━━━━━ Supplied records
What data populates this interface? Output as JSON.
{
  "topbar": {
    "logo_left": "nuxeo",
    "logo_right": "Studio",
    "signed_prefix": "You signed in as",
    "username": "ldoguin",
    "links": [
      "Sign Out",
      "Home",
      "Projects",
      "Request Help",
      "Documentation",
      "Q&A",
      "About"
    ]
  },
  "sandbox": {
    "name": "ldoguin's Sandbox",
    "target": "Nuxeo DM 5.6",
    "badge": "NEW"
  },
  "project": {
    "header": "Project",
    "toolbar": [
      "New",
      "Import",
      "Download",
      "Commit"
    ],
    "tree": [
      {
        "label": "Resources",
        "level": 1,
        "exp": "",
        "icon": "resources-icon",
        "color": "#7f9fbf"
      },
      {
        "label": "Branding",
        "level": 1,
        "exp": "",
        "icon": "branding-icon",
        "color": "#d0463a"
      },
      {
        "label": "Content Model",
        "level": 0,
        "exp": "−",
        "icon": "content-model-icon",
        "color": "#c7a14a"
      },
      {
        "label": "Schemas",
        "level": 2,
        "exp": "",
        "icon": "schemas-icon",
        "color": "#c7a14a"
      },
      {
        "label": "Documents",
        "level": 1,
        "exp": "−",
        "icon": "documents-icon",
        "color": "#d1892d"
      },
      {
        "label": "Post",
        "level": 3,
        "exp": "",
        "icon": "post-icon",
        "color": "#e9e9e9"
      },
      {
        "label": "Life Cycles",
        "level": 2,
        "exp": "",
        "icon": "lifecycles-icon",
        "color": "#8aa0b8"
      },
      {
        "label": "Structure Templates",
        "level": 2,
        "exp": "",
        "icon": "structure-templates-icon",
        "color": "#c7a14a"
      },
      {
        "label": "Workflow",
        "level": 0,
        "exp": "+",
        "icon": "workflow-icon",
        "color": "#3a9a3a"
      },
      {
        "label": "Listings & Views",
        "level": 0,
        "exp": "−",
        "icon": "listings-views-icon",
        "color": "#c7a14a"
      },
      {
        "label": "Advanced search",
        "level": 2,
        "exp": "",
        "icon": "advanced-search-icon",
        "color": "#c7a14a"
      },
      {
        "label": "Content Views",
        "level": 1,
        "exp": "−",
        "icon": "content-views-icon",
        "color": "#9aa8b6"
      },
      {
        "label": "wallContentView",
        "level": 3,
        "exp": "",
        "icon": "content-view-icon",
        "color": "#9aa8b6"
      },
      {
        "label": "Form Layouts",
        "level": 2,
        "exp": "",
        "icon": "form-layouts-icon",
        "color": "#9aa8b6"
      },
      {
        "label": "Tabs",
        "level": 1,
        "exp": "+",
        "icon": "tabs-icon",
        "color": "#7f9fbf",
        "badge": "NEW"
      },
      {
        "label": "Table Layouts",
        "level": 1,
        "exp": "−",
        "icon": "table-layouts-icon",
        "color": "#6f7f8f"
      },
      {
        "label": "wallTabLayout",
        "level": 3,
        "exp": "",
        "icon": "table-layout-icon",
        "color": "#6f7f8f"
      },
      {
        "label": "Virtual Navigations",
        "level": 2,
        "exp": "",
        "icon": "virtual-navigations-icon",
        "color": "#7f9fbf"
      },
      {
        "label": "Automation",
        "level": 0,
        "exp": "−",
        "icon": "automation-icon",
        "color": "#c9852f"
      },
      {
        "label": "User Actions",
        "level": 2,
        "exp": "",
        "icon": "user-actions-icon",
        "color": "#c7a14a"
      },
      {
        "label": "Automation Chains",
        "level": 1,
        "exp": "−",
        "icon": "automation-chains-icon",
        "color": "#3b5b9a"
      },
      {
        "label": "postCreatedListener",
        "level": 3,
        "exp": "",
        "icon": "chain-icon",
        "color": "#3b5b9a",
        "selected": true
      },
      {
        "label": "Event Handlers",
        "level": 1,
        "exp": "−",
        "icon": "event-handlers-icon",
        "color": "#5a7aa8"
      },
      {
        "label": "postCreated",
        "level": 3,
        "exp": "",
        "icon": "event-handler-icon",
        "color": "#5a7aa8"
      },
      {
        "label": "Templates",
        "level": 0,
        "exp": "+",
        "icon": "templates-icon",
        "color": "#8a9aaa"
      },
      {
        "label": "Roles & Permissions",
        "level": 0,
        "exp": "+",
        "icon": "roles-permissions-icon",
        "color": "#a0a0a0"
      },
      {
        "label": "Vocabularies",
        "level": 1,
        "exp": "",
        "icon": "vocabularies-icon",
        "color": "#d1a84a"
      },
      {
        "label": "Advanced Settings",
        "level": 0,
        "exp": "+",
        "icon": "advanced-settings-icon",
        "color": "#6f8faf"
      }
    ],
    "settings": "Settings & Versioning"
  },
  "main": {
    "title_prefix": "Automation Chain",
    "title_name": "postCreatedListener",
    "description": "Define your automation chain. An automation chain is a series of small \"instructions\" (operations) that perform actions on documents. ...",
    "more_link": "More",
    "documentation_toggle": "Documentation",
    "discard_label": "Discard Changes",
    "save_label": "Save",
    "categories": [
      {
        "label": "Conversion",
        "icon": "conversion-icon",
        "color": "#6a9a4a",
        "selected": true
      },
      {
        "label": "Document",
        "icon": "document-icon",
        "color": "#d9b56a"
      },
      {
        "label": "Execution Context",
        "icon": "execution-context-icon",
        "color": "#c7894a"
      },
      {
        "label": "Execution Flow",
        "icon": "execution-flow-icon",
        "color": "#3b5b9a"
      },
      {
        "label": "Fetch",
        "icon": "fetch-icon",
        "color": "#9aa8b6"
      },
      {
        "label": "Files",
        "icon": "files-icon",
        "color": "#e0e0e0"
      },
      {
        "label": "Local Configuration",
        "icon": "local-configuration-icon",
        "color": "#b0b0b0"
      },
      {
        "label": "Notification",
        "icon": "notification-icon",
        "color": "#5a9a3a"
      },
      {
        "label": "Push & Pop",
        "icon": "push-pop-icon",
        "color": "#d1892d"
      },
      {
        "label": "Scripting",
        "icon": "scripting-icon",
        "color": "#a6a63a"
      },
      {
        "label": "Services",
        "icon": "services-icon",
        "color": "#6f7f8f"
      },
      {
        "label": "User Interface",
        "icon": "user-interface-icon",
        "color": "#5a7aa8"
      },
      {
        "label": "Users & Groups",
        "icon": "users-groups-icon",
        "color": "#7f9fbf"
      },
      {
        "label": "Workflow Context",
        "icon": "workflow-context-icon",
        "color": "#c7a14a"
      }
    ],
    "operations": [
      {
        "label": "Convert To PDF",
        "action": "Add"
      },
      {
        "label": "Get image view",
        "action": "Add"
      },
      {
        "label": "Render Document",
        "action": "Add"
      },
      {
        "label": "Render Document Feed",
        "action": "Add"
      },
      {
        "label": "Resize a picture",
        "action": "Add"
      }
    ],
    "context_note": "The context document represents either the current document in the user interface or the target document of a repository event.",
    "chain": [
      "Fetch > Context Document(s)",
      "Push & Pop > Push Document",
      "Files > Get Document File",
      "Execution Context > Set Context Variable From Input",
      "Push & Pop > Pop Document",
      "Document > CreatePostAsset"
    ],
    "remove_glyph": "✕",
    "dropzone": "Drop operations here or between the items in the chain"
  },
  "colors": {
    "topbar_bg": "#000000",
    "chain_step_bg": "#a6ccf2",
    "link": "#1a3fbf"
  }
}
━━━━━━━━━━
Copy out every line of the listing that contains the string "search".

        "label": "Advanced search",
        "icon": "advanced-search-icon",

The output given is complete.